Which lines in the entries below contain the string "Tipo", with case counting? Pull out each such line in full.

-- Dataset content start --

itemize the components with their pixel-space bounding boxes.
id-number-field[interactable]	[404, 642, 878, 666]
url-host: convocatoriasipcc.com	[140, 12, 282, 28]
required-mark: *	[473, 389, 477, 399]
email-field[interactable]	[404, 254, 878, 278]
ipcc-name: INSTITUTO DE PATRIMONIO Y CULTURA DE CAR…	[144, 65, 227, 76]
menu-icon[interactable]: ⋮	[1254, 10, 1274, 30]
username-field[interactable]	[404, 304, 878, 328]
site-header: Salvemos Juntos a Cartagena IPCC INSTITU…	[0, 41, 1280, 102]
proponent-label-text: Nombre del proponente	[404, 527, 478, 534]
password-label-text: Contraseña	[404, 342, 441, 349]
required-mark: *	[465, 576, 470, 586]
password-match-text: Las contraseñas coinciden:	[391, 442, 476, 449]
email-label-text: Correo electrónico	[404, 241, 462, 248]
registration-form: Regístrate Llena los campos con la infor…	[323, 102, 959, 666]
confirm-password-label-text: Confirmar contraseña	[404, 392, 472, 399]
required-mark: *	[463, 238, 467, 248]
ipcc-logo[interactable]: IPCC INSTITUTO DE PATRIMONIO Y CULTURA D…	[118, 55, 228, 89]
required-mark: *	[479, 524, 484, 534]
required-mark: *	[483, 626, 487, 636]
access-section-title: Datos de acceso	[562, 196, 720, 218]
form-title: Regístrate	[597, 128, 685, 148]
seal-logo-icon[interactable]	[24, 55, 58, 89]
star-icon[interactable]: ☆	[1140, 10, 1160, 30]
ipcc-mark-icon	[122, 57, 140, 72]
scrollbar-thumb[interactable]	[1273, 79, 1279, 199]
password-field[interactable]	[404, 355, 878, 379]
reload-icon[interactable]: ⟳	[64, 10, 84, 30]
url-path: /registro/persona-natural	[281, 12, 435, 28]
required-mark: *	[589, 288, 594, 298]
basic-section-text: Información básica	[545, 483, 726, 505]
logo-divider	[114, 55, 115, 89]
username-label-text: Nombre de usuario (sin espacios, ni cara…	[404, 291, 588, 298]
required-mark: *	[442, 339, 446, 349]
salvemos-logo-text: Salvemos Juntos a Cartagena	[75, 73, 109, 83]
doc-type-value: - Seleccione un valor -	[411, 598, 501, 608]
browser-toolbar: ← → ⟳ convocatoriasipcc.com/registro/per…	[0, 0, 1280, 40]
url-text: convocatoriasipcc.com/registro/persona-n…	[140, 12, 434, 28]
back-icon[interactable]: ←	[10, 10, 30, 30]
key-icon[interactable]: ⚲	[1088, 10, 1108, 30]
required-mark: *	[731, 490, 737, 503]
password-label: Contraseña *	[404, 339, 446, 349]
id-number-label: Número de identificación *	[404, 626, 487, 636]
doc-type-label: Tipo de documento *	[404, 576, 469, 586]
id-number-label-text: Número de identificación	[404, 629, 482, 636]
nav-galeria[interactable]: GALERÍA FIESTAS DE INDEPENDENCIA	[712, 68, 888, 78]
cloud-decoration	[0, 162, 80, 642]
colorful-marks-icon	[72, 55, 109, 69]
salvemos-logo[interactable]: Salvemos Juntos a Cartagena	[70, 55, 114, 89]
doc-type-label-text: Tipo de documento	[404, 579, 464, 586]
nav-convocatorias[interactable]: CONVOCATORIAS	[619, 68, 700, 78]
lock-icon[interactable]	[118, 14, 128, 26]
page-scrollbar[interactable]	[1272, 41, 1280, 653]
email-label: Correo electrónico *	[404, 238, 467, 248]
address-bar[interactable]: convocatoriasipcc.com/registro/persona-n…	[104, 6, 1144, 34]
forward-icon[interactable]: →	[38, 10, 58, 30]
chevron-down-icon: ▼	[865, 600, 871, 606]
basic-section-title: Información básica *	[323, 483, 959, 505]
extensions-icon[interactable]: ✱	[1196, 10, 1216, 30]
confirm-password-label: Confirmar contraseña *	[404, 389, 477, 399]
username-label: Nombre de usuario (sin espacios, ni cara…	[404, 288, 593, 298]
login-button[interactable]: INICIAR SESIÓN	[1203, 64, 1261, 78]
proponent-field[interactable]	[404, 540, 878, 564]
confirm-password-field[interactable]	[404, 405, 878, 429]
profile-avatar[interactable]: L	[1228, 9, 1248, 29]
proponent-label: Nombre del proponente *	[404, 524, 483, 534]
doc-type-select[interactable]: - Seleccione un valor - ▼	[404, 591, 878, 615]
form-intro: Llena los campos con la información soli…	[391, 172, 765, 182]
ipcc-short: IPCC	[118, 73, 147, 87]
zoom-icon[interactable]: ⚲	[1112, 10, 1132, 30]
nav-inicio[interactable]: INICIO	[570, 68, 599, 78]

-- Dataset content end --

→ Full response:
doc-type-label: Tipo de documento *	[404, 576, 469, 586]
doc-type-label-text: Tipo de documento	[404, 579, 464, 586]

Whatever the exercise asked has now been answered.